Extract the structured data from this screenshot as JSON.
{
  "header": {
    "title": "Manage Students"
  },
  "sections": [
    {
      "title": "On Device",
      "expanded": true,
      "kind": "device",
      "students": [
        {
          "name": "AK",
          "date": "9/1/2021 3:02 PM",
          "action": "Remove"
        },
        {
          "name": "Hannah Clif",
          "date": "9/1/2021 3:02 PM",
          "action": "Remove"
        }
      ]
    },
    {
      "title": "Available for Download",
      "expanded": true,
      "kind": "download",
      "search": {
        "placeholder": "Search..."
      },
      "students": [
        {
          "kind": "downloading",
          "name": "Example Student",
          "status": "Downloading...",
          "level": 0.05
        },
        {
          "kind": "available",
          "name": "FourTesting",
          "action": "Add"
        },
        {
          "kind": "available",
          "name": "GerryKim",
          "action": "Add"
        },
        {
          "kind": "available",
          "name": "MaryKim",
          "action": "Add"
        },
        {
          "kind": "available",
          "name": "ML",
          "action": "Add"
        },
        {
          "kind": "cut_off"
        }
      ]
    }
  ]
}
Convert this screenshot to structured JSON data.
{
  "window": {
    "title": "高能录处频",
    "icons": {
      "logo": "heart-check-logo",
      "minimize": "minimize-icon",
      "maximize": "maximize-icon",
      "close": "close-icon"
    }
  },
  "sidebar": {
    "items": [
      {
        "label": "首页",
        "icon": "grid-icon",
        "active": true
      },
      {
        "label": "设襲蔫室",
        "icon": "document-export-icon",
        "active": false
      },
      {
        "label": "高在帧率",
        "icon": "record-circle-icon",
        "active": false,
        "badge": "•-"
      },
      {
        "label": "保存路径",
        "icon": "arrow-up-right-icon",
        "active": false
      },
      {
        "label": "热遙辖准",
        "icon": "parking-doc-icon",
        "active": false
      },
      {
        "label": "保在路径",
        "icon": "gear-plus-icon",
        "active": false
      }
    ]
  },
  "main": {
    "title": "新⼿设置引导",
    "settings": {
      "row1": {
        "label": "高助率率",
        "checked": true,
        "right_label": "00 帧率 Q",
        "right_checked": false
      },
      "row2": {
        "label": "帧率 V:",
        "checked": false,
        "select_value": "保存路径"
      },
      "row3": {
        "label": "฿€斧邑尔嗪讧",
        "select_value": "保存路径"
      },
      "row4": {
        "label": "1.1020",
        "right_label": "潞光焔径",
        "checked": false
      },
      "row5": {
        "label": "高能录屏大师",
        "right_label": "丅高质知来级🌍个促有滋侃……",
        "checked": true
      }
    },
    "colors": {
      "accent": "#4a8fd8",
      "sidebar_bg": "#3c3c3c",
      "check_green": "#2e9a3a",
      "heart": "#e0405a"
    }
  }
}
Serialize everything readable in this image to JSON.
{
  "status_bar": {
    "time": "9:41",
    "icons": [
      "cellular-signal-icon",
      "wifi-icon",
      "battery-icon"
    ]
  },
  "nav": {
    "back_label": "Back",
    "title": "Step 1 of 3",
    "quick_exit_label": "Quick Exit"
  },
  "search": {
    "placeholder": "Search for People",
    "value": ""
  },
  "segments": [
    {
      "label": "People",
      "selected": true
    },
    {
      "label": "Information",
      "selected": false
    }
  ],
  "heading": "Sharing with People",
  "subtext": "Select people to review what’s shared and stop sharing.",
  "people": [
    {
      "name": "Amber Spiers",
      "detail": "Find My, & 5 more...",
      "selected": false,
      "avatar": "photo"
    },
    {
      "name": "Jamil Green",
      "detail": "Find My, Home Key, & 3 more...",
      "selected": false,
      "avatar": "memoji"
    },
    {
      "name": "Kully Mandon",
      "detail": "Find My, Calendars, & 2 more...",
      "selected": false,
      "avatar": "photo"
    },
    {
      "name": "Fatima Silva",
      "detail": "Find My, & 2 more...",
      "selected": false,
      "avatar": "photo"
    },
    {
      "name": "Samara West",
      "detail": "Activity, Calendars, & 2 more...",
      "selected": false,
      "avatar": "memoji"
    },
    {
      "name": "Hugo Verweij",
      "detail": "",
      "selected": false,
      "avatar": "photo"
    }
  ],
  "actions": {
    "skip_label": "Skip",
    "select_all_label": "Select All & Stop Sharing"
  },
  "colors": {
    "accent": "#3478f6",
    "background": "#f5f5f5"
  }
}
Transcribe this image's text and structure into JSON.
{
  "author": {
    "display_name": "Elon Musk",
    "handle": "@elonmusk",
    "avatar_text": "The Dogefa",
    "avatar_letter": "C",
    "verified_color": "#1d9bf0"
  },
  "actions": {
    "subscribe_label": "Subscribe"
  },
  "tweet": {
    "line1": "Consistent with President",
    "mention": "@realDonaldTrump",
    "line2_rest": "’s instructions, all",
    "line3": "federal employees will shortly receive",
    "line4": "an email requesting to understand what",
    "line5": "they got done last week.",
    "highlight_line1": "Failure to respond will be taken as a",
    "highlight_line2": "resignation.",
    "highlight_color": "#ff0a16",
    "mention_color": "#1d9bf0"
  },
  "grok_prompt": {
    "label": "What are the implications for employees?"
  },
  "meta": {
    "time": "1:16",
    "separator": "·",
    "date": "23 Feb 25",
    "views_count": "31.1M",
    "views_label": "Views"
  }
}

**Set task**
Look above for every line with the word "structured" and copy it.

**The response**
Extract the structured data from this screenshot as JSON.
Convert this screenshot to structured JSON data.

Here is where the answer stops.